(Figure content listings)
>> START

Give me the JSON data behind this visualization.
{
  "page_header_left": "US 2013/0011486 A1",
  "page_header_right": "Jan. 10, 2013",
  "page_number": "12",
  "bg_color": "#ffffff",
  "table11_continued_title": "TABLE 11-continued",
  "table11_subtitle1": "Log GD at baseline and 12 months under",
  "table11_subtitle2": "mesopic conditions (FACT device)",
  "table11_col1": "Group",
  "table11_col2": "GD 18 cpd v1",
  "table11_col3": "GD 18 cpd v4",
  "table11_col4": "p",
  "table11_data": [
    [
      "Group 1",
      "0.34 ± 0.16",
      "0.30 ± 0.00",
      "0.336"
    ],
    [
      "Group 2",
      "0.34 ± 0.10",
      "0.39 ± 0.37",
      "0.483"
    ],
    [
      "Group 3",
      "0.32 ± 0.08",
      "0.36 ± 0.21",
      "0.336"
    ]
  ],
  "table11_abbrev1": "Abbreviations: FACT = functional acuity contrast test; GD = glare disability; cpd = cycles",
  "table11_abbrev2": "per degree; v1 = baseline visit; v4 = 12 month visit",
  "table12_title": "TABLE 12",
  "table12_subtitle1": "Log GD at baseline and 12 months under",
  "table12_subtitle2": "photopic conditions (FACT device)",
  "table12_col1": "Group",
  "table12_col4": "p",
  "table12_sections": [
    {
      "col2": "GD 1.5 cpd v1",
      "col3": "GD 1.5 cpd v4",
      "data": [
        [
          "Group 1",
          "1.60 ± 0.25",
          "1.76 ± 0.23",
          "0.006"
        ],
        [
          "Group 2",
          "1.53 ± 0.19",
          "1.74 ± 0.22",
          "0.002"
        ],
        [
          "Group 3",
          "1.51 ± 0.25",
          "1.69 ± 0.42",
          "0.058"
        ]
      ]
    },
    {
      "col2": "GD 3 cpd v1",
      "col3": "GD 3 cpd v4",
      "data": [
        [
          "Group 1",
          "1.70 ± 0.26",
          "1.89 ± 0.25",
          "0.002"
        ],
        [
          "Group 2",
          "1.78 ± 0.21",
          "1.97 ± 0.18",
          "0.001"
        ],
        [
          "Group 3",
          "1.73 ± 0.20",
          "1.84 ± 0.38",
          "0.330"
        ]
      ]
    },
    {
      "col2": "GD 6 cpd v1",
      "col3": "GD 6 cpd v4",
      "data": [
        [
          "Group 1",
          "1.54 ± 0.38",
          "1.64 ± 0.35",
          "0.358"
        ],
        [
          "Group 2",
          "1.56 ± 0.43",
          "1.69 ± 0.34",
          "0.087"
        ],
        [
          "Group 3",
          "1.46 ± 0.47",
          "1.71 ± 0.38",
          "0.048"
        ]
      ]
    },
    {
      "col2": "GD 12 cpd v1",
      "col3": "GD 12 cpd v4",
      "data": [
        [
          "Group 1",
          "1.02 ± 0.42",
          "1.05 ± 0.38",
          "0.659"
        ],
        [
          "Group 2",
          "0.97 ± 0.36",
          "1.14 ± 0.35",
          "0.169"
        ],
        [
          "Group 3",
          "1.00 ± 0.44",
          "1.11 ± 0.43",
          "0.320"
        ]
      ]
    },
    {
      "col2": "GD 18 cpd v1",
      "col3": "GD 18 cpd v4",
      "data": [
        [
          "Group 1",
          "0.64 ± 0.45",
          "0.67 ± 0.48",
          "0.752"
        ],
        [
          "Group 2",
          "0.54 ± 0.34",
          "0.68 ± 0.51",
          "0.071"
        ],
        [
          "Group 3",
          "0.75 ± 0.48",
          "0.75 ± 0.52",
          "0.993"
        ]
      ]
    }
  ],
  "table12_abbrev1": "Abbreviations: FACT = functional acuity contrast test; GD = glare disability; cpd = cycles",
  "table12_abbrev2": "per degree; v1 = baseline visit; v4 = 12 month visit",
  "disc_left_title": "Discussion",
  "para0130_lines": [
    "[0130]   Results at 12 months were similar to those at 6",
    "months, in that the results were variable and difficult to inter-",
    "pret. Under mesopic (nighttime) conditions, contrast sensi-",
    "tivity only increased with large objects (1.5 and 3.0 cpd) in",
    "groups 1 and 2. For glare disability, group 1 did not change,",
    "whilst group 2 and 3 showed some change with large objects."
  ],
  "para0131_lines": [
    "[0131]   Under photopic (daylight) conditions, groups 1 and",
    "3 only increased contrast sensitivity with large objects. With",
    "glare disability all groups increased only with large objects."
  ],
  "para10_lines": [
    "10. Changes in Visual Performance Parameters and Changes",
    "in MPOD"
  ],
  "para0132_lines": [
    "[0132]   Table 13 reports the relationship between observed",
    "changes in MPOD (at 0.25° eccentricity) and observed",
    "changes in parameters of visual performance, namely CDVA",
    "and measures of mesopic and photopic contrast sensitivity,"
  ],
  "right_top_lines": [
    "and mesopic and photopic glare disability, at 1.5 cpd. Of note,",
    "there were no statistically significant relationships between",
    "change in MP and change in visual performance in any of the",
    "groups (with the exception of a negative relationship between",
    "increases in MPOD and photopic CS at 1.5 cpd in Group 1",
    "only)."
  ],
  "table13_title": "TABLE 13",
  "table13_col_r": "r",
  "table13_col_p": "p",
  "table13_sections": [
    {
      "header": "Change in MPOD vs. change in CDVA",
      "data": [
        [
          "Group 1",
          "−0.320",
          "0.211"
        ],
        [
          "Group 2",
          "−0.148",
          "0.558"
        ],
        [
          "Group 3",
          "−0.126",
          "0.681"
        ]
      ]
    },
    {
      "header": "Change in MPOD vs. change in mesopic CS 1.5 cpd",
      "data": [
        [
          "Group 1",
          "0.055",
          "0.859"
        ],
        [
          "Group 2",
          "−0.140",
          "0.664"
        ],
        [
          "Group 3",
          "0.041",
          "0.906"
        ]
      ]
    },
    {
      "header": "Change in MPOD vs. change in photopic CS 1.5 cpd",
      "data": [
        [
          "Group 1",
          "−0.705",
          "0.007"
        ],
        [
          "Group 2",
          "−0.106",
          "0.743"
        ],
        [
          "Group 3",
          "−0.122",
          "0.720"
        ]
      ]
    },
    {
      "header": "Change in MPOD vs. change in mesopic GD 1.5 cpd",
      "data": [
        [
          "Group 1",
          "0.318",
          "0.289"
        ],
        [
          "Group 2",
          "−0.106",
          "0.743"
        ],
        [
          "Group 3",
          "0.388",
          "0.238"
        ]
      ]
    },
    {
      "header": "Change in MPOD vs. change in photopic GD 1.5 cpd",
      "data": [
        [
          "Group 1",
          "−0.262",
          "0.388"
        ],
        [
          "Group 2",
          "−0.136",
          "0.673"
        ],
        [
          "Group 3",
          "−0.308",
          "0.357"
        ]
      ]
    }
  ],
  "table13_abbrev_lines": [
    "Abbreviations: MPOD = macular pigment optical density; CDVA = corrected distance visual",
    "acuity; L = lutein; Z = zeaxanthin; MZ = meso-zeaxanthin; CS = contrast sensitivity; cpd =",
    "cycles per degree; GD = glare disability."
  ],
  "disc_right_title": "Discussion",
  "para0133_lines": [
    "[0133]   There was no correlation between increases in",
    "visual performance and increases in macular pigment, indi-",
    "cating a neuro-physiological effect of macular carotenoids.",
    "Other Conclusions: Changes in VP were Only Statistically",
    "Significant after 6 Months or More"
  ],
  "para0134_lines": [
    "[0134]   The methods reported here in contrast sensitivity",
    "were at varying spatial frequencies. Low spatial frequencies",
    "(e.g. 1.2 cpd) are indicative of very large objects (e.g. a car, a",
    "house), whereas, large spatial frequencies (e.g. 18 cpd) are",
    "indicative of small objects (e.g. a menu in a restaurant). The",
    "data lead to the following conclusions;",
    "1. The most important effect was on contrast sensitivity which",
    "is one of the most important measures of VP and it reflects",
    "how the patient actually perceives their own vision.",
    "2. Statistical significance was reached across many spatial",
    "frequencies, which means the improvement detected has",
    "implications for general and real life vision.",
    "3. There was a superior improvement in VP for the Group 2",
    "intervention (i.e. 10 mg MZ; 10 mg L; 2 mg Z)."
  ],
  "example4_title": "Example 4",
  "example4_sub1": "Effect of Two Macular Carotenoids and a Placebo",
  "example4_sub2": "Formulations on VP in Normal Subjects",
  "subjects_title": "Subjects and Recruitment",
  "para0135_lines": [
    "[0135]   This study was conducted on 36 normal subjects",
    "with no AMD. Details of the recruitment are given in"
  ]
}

>> END

What the task asks. Look through the data and show every line containing "spatial".

Result of the exercise.
    "were at varying spatial frequencies. Low spatial frequencies",
    "house), whereas, large spatial frequencies (e.g. 18 cpd) are",
    "2. Statistical significance was reached across many spatial",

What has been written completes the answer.